### DATA ENTRIES

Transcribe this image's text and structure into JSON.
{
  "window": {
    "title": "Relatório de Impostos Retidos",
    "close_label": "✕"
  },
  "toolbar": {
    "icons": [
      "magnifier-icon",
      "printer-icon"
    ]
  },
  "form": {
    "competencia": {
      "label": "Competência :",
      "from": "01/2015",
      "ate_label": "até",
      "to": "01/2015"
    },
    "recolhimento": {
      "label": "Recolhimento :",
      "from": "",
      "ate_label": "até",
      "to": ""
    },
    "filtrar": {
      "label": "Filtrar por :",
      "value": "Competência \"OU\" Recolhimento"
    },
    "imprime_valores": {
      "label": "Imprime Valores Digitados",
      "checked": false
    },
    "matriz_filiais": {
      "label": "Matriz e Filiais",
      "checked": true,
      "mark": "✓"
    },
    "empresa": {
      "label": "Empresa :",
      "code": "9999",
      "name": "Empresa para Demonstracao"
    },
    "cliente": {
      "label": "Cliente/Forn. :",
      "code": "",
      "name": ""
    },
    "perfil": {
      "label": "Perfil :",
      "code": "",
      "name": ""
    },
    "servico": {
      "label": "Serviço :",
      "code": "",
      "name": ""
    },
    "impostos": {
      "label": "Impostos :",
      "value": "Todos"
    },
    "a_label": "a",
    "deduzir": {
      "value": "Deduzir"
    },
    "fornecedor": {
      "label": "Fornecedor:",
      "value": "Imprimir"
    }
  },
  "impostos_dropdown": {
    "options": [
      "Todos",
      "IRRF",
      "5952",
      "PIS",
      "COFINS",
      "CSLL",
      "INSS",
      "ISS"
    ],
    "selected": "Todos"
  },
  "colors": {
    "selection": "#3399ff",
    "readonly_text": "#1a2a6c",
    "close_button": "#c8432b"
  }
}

### DESCRIPTION OF THE TASK
Recopy the whole listing exactly.

### SOLUTION TO THE EXERCISE
Transcribe this image's text and structure into JSON.
{
  "window": {
    "title": "Relatório de Impostos Retidos",
    "close_label": "✕"
  },
  "toolbar": {
    "icons": [
      "magnifier-icon",
      "printer-icon"
    ]
  },
  "form": {
    "competencia": {
      "label": "Competência :",
      "from": "01/2015",
      "ate_label": "até",
      "to": "01/2015"
    },
    "recolhimento": {
      "label": "Recolhimento :",
      "from": "",
      "ate_label": "até",
      "to": ""
    },
    "filtrar": {
      "label": "Filtrar por :",
      "value": "Competência \"OU\" Recolhimento"
    },
    "imprime_valores": {
      "label": "Imprime Valores Digitados",
      "checked": false
    },
    "matriz_filiais": {
      "label": "Matriz e Filiais",
      "checked": true,
      "mark": "✓"
    },
    "empresa": {
      "label": "Empresa :",
      "code": "9999",
      "name": "Empresa para Demonstracao"
    },
    "cliente": {
      "label": "Cliente/Forn. :",
      "code": "",
      "name": ""
    },
    "perfil": {
      "label": "Perfil :",
      "code": "",
      "name": ""
    },
    "servico": {
      "label": "Serviço :",
      "code": "",
      "name": ""
    },
    "impostos": {
      "label": "Impostos :",
      "value": "Todos"
    },
    "a_label": "a",
    "deduzir": {
      "value": "Deduzir"
    },
    "fornecedor": {
      "label": "Fornecedor:",
      "value": "Imprimir"
    }
  },
  "impostos_dropdown": {
    "options": [
      "Todos",
      "IRRF",
      "5952",
      "PIS",
      "COFINS",
      "CSLL",
      "INSS",
      "ISS"
    ],
    "selected": "Todos"
  },
  "colors": {
    "selection": "#3399ff",
    "readonly_text": "#1a2a6c",
    "close_button": "#c8432b"
  }
}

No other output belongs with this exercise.